Entries from a page text collection:
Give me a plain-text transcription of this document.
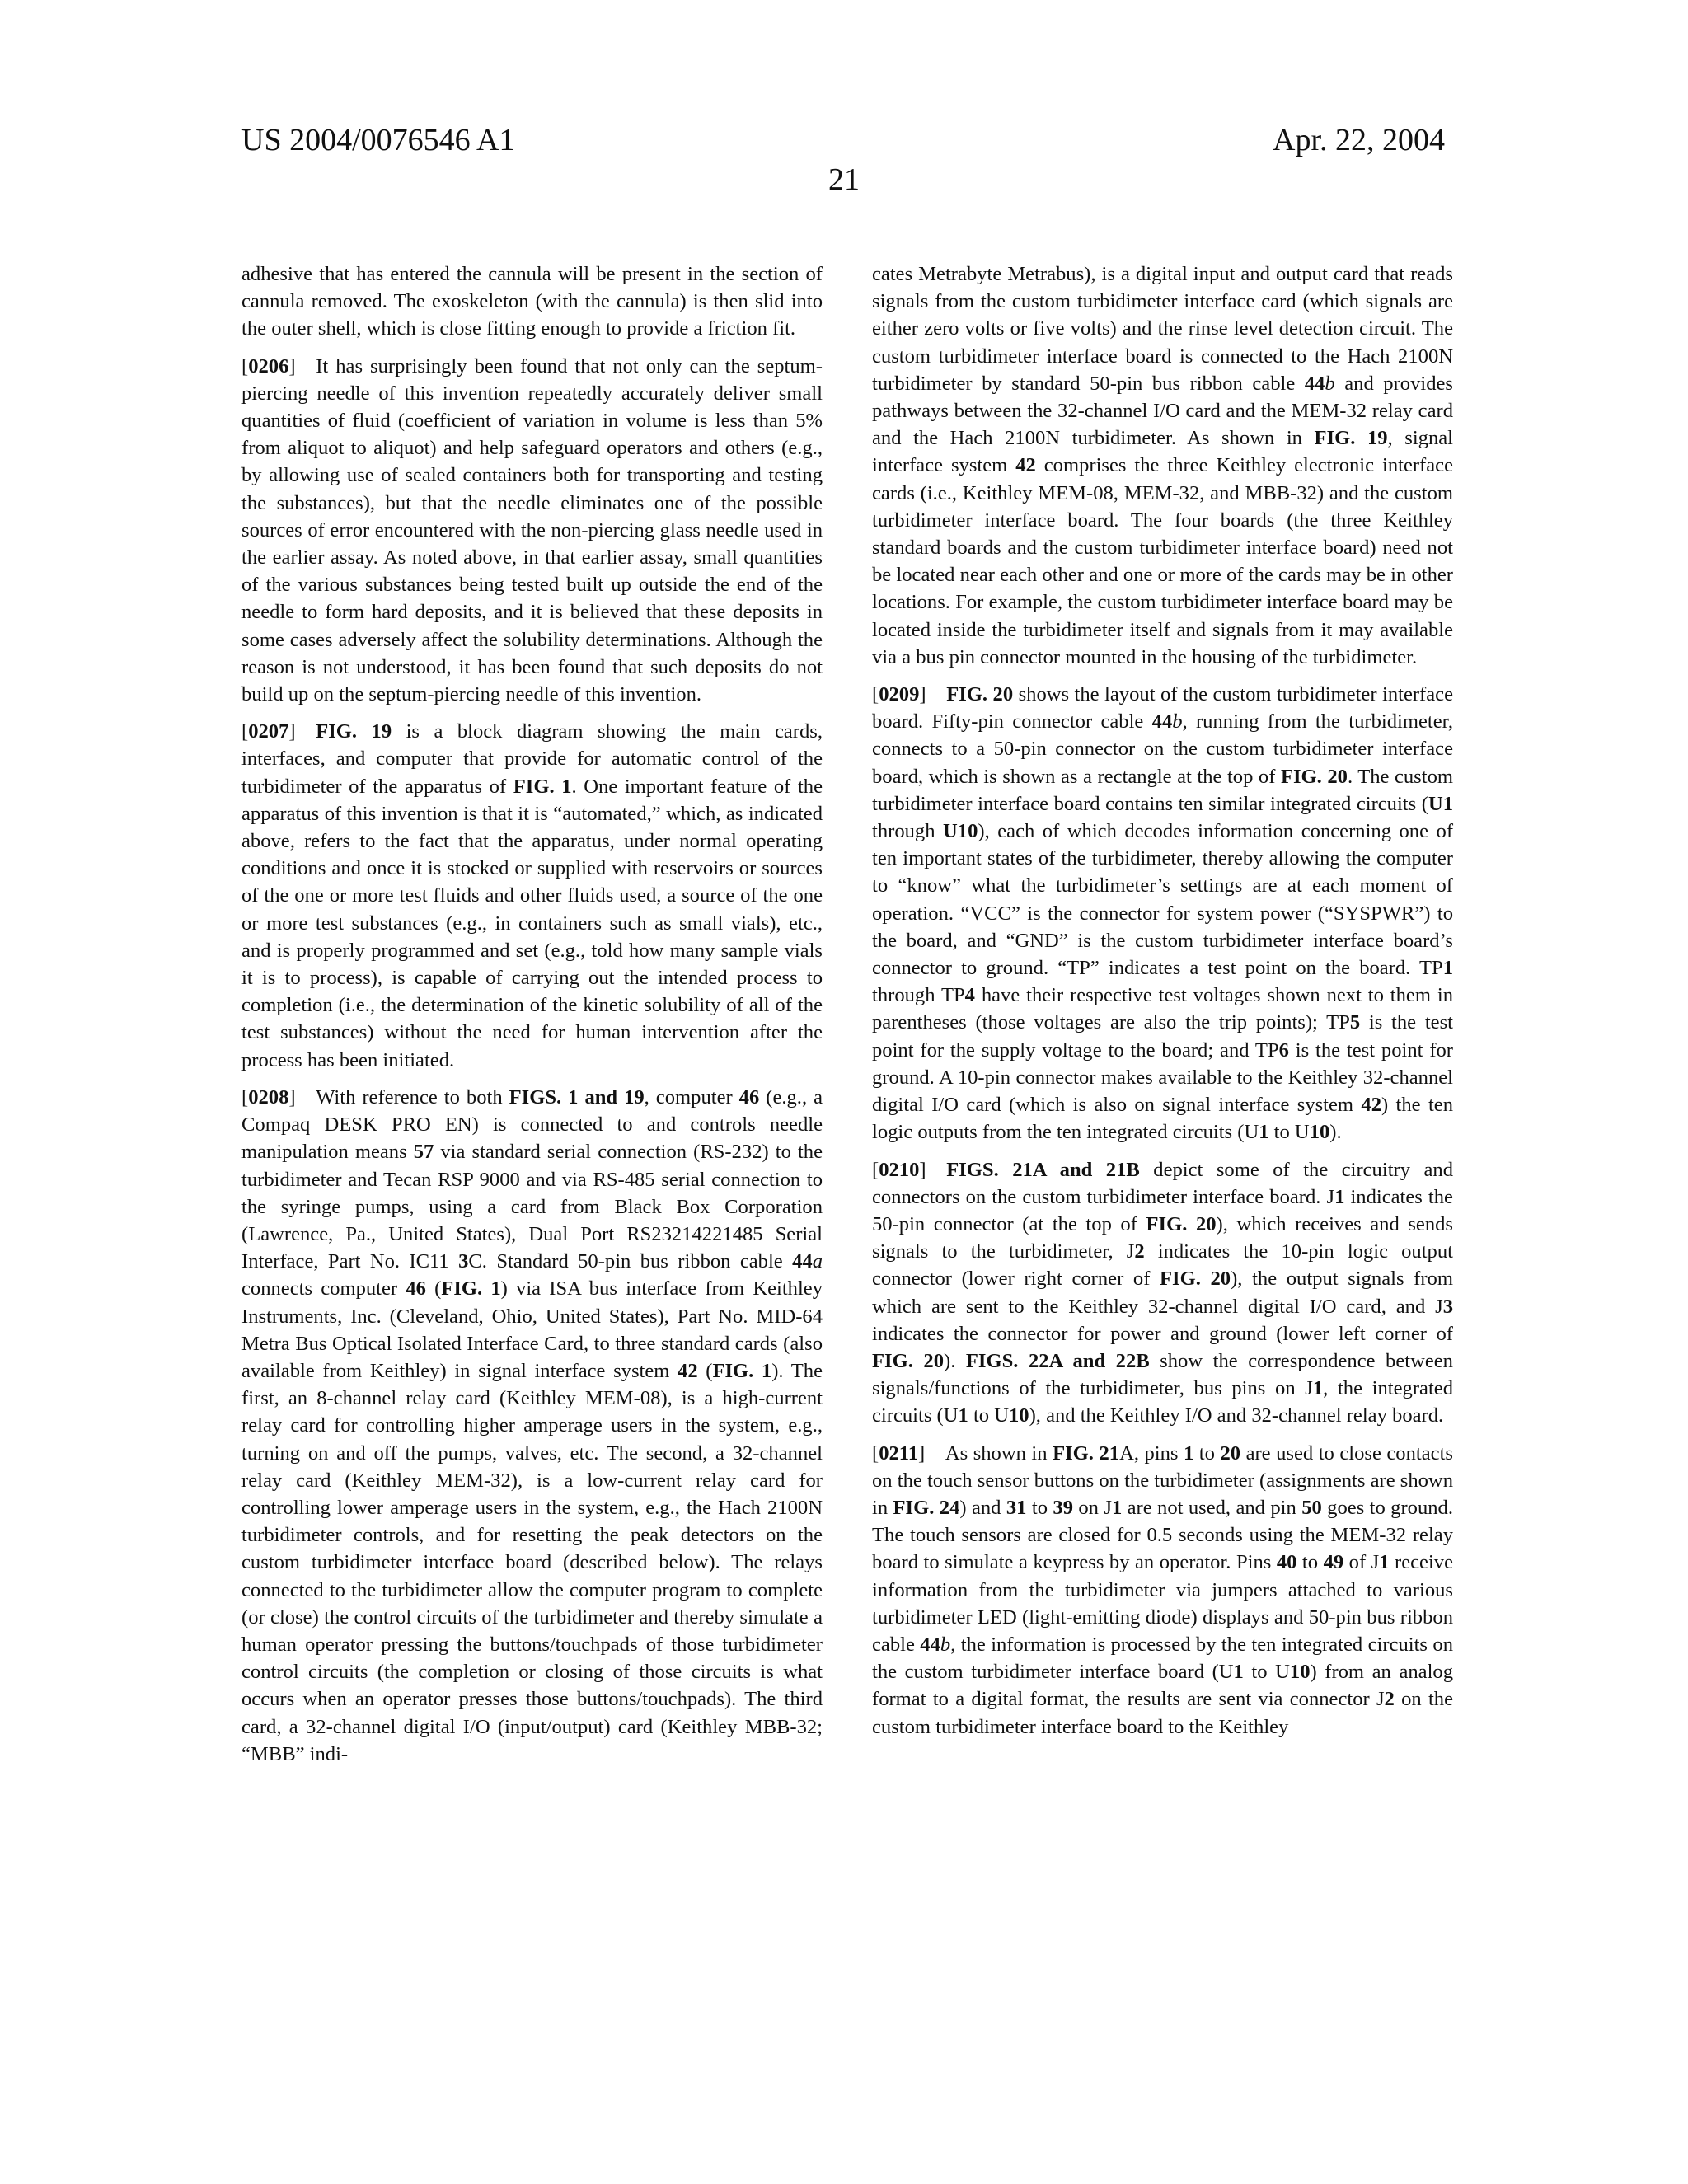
US 2004/0076546 A1	Apr. 22, 2004
21

adhesive that has entered the cannula will be present in the section of cannula removed. The exoskeleton (with the cannula) is then slid into the outer shell, which is close fitting enough to provide a friction fit.

[0206]  It has surprisingly been found that not only can the septum-piercing needle of this invention repeatedly accurately deliver small quantities of fluid (coefficient of variation in volume is less than 5% from aliquot to aliquot) and help safeguard operators and others (e.g., by allowing use of sealed containers both for transporting and testing the substances), but that the needle eliminates one of the possible sources of error encountered with the non-piercing glass needle used in the earlier assay. As noted above, in that earlier assay, small quantities of the various substances being tested built up outside the end of the needle to form hard deposits, and it is believed that these deposits in some cases adversely affect the solubility determinations. Although the reason is not understood, it has been found that such deposits do not build up on the septum-piercing needle of this invention.

[0207]  FIG. 19 is a block diagram showing the main cards, interfaces, and computer that provide for automatic control of the turbidimeter of the apparatus of FIG. 1. One important feature of the apparatus of this invention is that it is “automated,” which, as indicated above, refers to the fact that the apparatus, under normal operating conditions and once it is stocked or supplied with reservoirs or sources of the one or more test fluids and other fluids used, a source of the one or more test substances (e.g., in containers such as small vials), etc., and is properly programmed and set (e.g., told how many sample vials it is to process), is capable of carrying out the intended process to completion (i.e., the determination of the kinetic solubility of all of the test substances) without the need for human intervention after the process has been initiated.

[0208]  With reference to both FIGS. 1 and 19, computer 46 (e.g., a Compaq DESK PRO EN) is connected to and controls needle manipulation means 57 via standard serial connection (RS-232) to the turbidimeter and Tecan RSP 9000 and via RS-485 serial connection to the syringe pumps, using a card from Black Box Corporation (Lawrence, Pa., United States), Dual Port RS23214221485 Serial Interface, Part No. IC11 3C. Standard 50-pin bus ribbon cable 44a connects computer 46 (FIG. 1) via ISA bus interface from Keithley Instruments, Inc. (Cleveland, Ohio, United States), Part No. MID-64 Metra Bus Optical Isolated Interface Card, to three standard cards (also available from Keithley) in signal interface system 42 (FIG. 1). The first, an 8-channel relay card (Keithley MEM-08), is a high-current relay card for controlling higher amperage users in the system, e.g., turning on and off the pumps, valves, etc. The second, a 32-channel relay card (Keithley MEM-32), is a low-current relay card for controlling lower amperage users in the system, e.g., the Hach 2100N turbidimeter controls, and for resetting the peak detectors on the custom turbidimeter interface board (described below). The relays connected to the turbidimeter allow the computer program to complete (or close) the control circuits of the turbidimeter and thereby simulate a human operator pressing the buttons/touchpads of those turbidimeter control circuits (the completion or closing of those circuits is what occurs when an operator presses those buttons/touchpads). The third card, a 32-channel digital I/O (input/output) card (Keithley MBB-32; “MBB” indi-

cates Metrabyte Metrabus), is a digital input and output card that reads signals from the custom turbidimeter interface card (which signals are either zero volts or five volts) and the rinse level detection circuit. The custom turbidimeter interface board is connected to the Hach 2100N turbidimeter by standard 50-pin bus ribbon cable 44b and provides pathways between the 32-channel I/O card and the MEM-32 relay card and the Hach 2100N turbidimeter. As shown in FIG. 19, signal interface system 42 comprises the three Keithley electronic interface cards (i.e., Keithley MEM-08, MEM-32, and MBB-32) and the custom turbidimeter interface board. The four boards (the three Keithley standard boards and the custom turbidimeter interface board) need not be located near each other and one or more of the cards may be in other locations. For example, the custom turbidimeter interface board may be located inside the turbidimeter itself and signals from it may available via a bus pin connector mounted in the housing of the turbidimeter.

[0209]  FIG. 20 shows the layout of the custom turbidimeter interface board. Fifty-pin connector cable 44b, running from the turbidimeter, connects to a 50-pin connector on the custom turbidimeter interface board, which is shown as a rectangle at the top of FIG. 20. The custom turbidimeter interface board contains ten similar integrated circuits (U1 through U10), each of which decodes information concerning one of ten important states of the turbidimeter, thereby allowing the computer to “know” what the turbidimeter’s settings are at each moment of operation. “VCC” is the connector for system power (“SYSPWR”) to the board, and “GND” is the custom turbidimeter interface board’s connector to ground. “TP” indicates a test point on the board. TP1 through TP4 have their respective test voltages shown next to them in parentheses (those voltages are also the trip points); TP5 is the test point for the supply voltage to the board; and TP6 is the test point for ground. A 10-pin connector makes available to the Keithley 32-channel digital I/O card (which is also on signal interface system 42) the ten logic outputs from the ten integrated circuits (U1 to U10).

[0210]  FIGS. 21A and 21B depict some of the circuitry and connectors on the custom turbidimeter interface board. J1 indicates the 50-pin connector (at the top of FIG. 20), which receives and sends signals to the turbidimeter, J2 indicates the 10-pin logic output connector (lower right corner of FIG. 20), the output signals from which are sent to the Keithley 32-channel digital I/O card, and J3 indicates the connector for power and ground (lower left corner of FIG. 20). FIGS. 22A and 22B show the correspondence between signals/functions of the turbidimeter, bus pins on J1, the integrated circuits (U1 to U10), and the Keithley I/O and 32-channel relay board.

[0211]  As shown in FIG. 21A, pins 1 to 20 are used to close contacts on the touch sensor buttons on the turbidimeter (assignments are shown in FIG. 24) and 31 to 39 on J1 are not used, and pin 50 goes to ground. The touch sensors are closed for 0.5 seconds using the MEM-32 relay board to simulate a keypress by an operator. Pins 40 to 49 of J1 receive information from the turbidimeter via jumpers attached to various turbidimeter LED (light-emitting diode) displays and 50-pin bus ribbon cable 44b, the information is processed by the ten integrated circuits on the custom turbidimeter interface board (U1 to U10) from an analog format to a digital format, the results are sent via connector J2 on the custom turbidimeter interface board to the Keithley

▶ _Assignment_
Could you retype every record above exactly, leaving the pictures out?

▶ _Final answer_
Give me a plain-text transcription of this document.
US 2004/0076546 A1	Apr. 22, 2004
21

adhesive that has entered the cannula will be present in the section of cannula removed. The exoskeleton (with the cannula) is then slid into the outer shell, which is close fitting enough to provide a friction fit.

[0206]  It has surprisingly been found that not only can the septum-piercing needle of this invention repeatedly accurately deliver small quantities of fluid (coefficient of variation in volume is less than 5% from aliquot to aliquot) and help safeguard operators and others (e.g., by allowing use of sealed containers both for transporting and testing the substances), but that the needle eliminates one of the possible sources of error encountered with the non-piercing glass needle used in the earlier assay. As noted above, in that earlier assay, small quantities of the various substances being tested built up outside the end of the needle to form hard deposits, and it is believed that these deposits in some cases adversely affect the solubility determinations. Although the reason is not understood, it has been found that such deposits do not build up on the septum-piercing needle of this invention.

[0207]  FIG. 19 is a block diagram showing the main cards, interfaces, and computer that provide for automatic control of the turbidimeter of the apparatus of FIG. 1. One important feature of the apparatus of this invention is that it is “automated,” which, as indicated above, refers to the fact that the apparatus, under normal operating conditions and once it is stocked or supplied with reservoirs or sources of the one or more test fluids and other fluids used, a source of the one or more test substances (e.g., in containers such as small vials), etc., and is properly programmed and set (e.g., told how many sample vials it is to process), is capable of carrying out the intended process to completion (i.e., the determination of the kinetic solubility of all of the test substances) without the need for human intervention after the process has been initiated.

[0208]  With reference to both FIGS. 1 and 19, computer 46 (e.g., a Compaq DESK PRO EN) is connected to and controls needle manipulation means 57 via standard serial connection (RS-232) to the turbidimeter and Tecan RSP 9000 and via RS-485 serial connection to the syringe pumps, using a card from Black Box Corporation (Lawrence, Pa., United States), Dual Port RS23214221485 Serial Interface, Part No. IC11 3C. Standard 50-pin bus ribbon cable 44a connects computer 46 (FIG. 1) via ISA bus interface from Keithley Instruments, Inc. (Cleveland, Ohio, United States), Part No. MID-64 Metra Bus Optical Isolated Interface Card, to three standard cards (also available from Keithley) in signal interface system 42 (FIG. 1). The first, an 8-channel relay card (Keithley MEM-08), is a high-current relay card for controlling higher amperage users in the system, e.g., turning on and off the pumps, valves, etc. The second, a 32-channel relay card (Keithley MEM-32), is a low-current relay card for controlling lower amperage users in the system, e.g., the Hach 2100N turbidimeter controls, and for resetting the peak detectors on the custom turbidimeter interface board (described below). The relays connected to the turbidimeter allow the computer program to complete (or close) the control circuits of the turbidimeter and thereby simulate a human operator pressing the buttons/touchpads of those turbidimeter control circuits (the completion or closing of those circuits is what occurs when an operator presses those buttons/touchpads). The third card, a 32-channel digital I/O (input/output) card (Keithley MBB-32; “MBB” indi-

cates Metrabyte Metrabus), is a digital input and output card that reads signals from the custom turbidimeter interface card (which signals are either zero volts or five volts) and the rinse level detection circuit. The custom turbidimeter interface board is connected to the Hach 2100N turbidimeter by standard 50-pin bus ribbon cable 44b and provides pathways between the 32-channel I/O card and the MEM-32 relay card and the Hach 2100N turbidimeter. As shown in FIG. 19, signal interface system 42 comprises the three Keithley electronic interface cards (i.e., Keithley MEM-08, MEM-32, and MBB-32) and the custom turbidimeter interface board. The four boards (the three Keithley standard boards and the custom turbidimeter interface board) need not be located near each other and one or more of the cards may be in other locations. For example, the custom turbidimeter interface board may be located inside the turbidimeter itself and signals from it may available via a bus pin connector mounted in the housing of the turbidimeter.

[0209]  FIG. 20 shows the layout of the custom turbidimeter interface board. Fifty-pin connector cable 44b, running from the turbidimeter, connects to a 50-pin connector on the custom turbidimeter interface board, which is shown as a rectangle at the top of FIG. 20. The custom turbidimeter interface board contains ten similar integrated circuits (U1 through U10), each of which decodes information concerning one of ten important states of the turbidimeter, thereby allowing the computer to “know” what the turbidimeter’s settings are at each moment of operation. “VCC” is the connector for system power (“SYSPWR”) to the board, and “GND” is the custom turbidimeter interface board’s connector to ground. “TP” indicates a test point on the board. TP1 through TP4 have their respective test voltages shown next to them in parentheses (those voltages are also the trip points); TP5 is the test point for the supply voltage to the board; and TP6 is the test point for ground. A 10-pin connector makes available to the Keithley 32-channel digital I/O card (which is also on signal interface system 42) the ten logic outputs from the ten integrated circuits (U1 to U10).

[0210]  FIGS. 21A and 21B depict some of the circuitry and connectors on the custom turbidimeter interface board. J1 indicates the 50-pin connector (at the top of FIG. 20), which receives and sends signals to the turbidimeter, J2 indicates the 10-pin logic output connector (lower right corner of FIG. 20), the output signals from which are sent to the Keithley 32-channel digital I/O card, and J3 indicates the connector for power and ground (lower left corner of FIG. 20). FIGS. 22A and 22B show the correspondence between signals/functions of the turbidimeter, bus pins on J1, the integrated circuits (U1 to U10), and the Keithley I/O and 32-channel relay board.

[0211]  As shown in FIG. 21A, pins 1 to 20 are used to close contacts on the touch sensor buttons on the turbidimeter (assignments are shown in FIG. 24) and 31 to 39 on J1 are not used, and pin 50 goes to ground. The touch sensors are closed for 0.5 seconds using the MEM-32 relay board to simulate a keypress by an operator. Pins 40 to 49 of J1 receive information from the turbidimeter via jumpers attached to various turbidimeter LED (light-emitting diode) displays and 50-pin bus ribbon cable 44b, the information is processed by the ten integrated circuits on the custom turbidimeter interface board (U1 to U10) from an analog format to a digital format, the results are sent via connector J2 on the custom turbidimeter interface board to the Keithley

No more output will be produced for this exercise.